===== AVAILABLE RECORDS =====

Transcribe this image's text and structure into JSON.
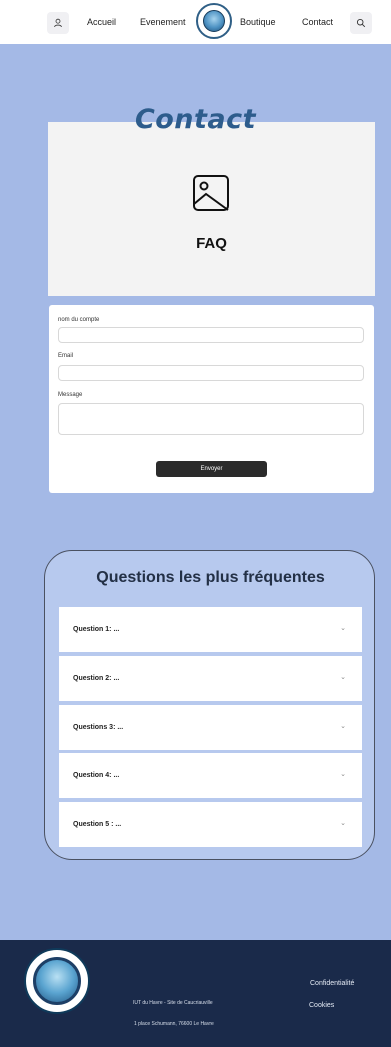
{
  "header": {
    "nav": [
      "Accueil",
      "Evenement",
      "Boutique",
      "Contact"
    ]
  },
  "page": {
    "title": "Contact",
    "faq_label": "FAQ"
  },
  "form": {
    "fields": [
      {
        "label": "nom du compte",
        "value": ""
      },
      {
        "label": "Email",
        "value": ""
      },
      {
        "label": "Message",
        "value": ""
      }
    ],
    "submit_label": "Envoyer"
  },
  "faq_section": {
    "title": "Questions les plus fréquentes",
    "questions": [
      "Question 1: ...",
      "Question 2: ...",
      "Questions 3: ...",
      "Question 4: ...",
      "Question 5 : ..."
    ]
  },
  "footer": {
    "address_line1": "IUT du Havre - Site de Caucriauville",
    "address_line2": "1 place Schumann, 76600 Le Havre",
    "links": [
      "Confidentialité",
      "Cookies"
    ]
  },
  "colors": {
    "main_background": "#a4b9e6",
    "footer_background": "#1a2a4a",
    "title_color": "#2d5c8c",
    "card_background": "#b7c9ee"
  },
  "icons": [
    "user-icon",
    "search-icon",
    "image-placeholder-icon",
    "chevron-down-icon"
  ]
}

=====

* _TASK DIRECTIONS_
Reproduce the records, all of them, word for word; omit the pictures.

* _WRITTEN SOLUTION_
Transcribe this image's text and structure into JSON.
{
  "header": {
    "nav": [
      "Accueil",
      "Evenement",
      "Boutique",
      "Contact"
    ]
  },
  "page": {
    "title": "Contact",
    "faq_label": "FAQ"
  },
  "form": {
    "fields": [
      {
        "label": "nom du compte",
        "value": ""
      },
      {
        "label": "Email",
        "value": ""
      },
      {
        "label": "Message",
        "value": ""
      }
    ],
    "submit_label": "Envoyer"
  },
  "faq_section": {
    "title": "Questions les plus fréquentes",
    "questions": [
      "Question 1: ...",
      "Question 2: ...",
      "Questions 3: ...",
      "Question 4: ...",
      "Question 5 : ..."
    ]
  },
  "footer": {
    "address_line1": "IUT du Havre - Site de Caucriauville",
    "address_line2": "1 place Schumann, 76600 Le Havre",
    "links": [
      "Confidentialité",
      "Cookies"
    ]
  },
  "colors": {
    "main_background": "#a4b9e6",
    "footer_background": "#1a2a4a",
    "title_color": "#2d5c8c",
    "card_background": "#b7c9ee"
  },
  "icons": [
    "user-icon",
    "search-icon",
    "image-placeholder-icon",
    "chevron-down-icon"
  ]
}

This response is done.